# Exercise goal
Below is a block of records; return all of them exactly, but without the images.

# Extracted records
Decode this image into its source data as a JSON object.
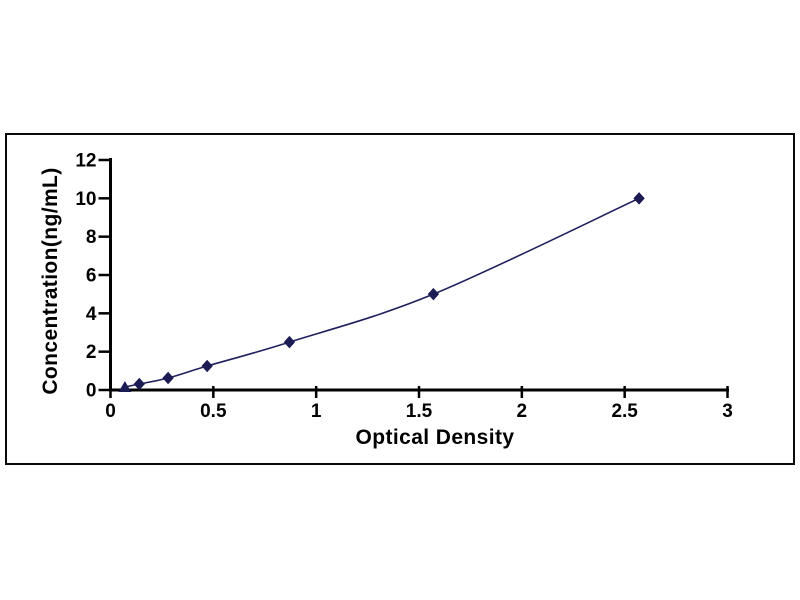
{
  "chart_data": {
    "type": "line",
    "title": "",
    "xlabel": "Optical Density",
    "ylabel": "Concentration(ng/mL)",
    "x": [
      0.07,
      0.14,
      0.28,
      0.47,
      0.87,
      1.57,
      2.57
    ],
    "y": [
      0.156,
      0.312,
      0.625,
      1.25,
      2.5,
      5,
      10
    ],
    "xlim": [
      0,
      3
    ],
    "ylim": [
      0,
      12
    ],
    "x_ticks": [
      0,
      0.5,
      1,
      1.5,
      2,
      2.5,
      3
    ],
    "y_ticks": [
      0,
      2,
      4,
      6,
      8,
      10,
      12
    ],
    "grid": false,
    "legend": false,
    "line_color": "#20205e",
    "marker_color": "#1c1c55",
    "axis_color": "#000000",
    "frame_color": "#0a0a0a",
    "marker": "diamond",
    "first_point_marker": "triangle"
  }
}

# Expected answer
Decode this image into its source data as a JSON object.
{
  "chart_data": {
    "type": "line",
    "title": "",
    "xlabel": "Optical Density",
    "ylabel": "Concentration(ng/mL)",
    "x": [
      0.07,
      0.14,
      0.28,
      0.47,
      0.87,
      1.57,
      2.57
    ],
    "y": [
      0.156,
      0.312,
      0.625,
      1.25,
      2.5,
      5,
      10
    ],
    "xlim": [
      0,
      3
    ],
    "ylim": [
      0,
      12
    ],
    "x_ticks": [
      0,
      0.5,
      1,
      1.5,
      2,
      2.5,
      3
    ],
    "y_ticks": [
      0,
      2,
      4,
      6,
      8,
      10,
      12
    ],
    "grid": false,
    "legend": false,
    "line_color": "#20205e",
    "marker_color": "#1c1c55",
    "axis_color": "#000000",
    "frame_color": "#0a0a0a",
    "marker": "diamond",
    "first_point_marker": "triangle"
  }
}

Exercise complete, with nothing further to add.